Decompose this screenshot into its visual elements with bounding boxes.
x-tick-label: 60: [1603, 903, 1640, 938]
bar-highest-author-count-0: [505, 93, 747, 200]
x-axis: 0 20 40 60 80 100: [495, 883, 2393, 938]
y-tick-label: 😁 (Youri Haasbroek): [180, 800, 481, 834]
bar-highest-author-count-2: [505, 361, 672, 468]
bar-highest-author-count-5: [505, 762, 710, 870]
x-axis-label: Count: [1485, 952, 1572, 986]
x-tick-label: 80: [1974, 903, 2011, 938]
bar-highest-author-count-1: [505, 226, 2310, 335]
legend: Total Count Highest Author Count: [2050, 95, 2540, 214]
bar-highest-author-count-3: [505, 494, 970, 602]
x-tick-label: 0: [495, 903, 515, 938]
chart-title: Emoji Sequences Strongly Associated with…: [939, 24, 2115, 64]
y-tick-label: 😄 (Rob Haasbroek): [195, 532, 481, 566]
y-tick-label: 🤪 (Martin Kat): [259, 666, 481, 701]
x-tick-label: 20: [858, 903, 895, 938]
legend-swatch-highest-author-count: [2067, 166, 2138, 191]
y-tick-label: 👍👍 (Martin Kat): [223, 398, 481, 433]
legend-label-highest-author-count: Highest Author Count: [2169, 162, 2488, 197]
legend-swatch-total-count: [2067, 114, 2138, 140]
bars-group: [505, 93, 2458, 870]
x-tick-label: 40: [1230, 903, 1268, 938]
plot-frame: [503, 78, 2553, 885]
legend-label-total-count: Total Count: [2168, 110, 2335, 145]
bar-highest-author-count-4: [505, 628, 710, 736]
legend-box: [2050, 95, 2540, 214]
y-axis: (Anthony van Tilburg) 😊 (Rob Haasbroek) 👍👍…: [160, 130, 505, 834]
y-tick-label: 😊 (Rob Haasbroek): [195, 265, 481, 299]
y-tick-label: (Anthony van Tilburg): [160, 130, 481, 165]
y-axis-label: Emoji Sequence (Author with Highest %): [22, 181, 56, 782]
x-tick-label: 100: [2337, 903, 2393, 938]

**Given request**
Reproduce the material above word for word, from its first line through the line containing "y-tick-label: 🤪 (Martin", including both of those lines.

**Exercise response**
Decompose this screenshot into its visual elements with bounding boxes.
x-tick-label: 60: [1603, 903, 1640, 938]
bar-highest-author-count-0: [505, 93, 747, 200]
x-axis: 0 20 40 60 80 100: [495, 883, 2393, 938]
y-tick-label: 😁 (Youri Haasbroek): [180, 800, 481, 834]
bar-highest-author-count-2: [505, 361, 672, 468]
bar-highest-author-count-5: [505, 762, 710, 870]
x-axis-label: Count: [1485, 952, 1572, 986]
x-tick-label: 80: [1974, 903, 2011, 938]
bar-highest-author-count-1: [505, 226, 2310, 335]
legend: Total Count Highest Author Count: [2050, 95, 2540, 214]
bar-highest-author-count-3: [505, 494, 970, 602]
x-tick-label: 0: [495, 903, 515, 938]
chart-title: Emoji Sequences Strongly Associated with…: [939, 24, 2115, 64]
y-tick-label: 😄 (Rob Haasbroek): [195, 532, 481, 566]
y-tick-label: 🤪 (Martin Kat): [259, 666, 481, 701]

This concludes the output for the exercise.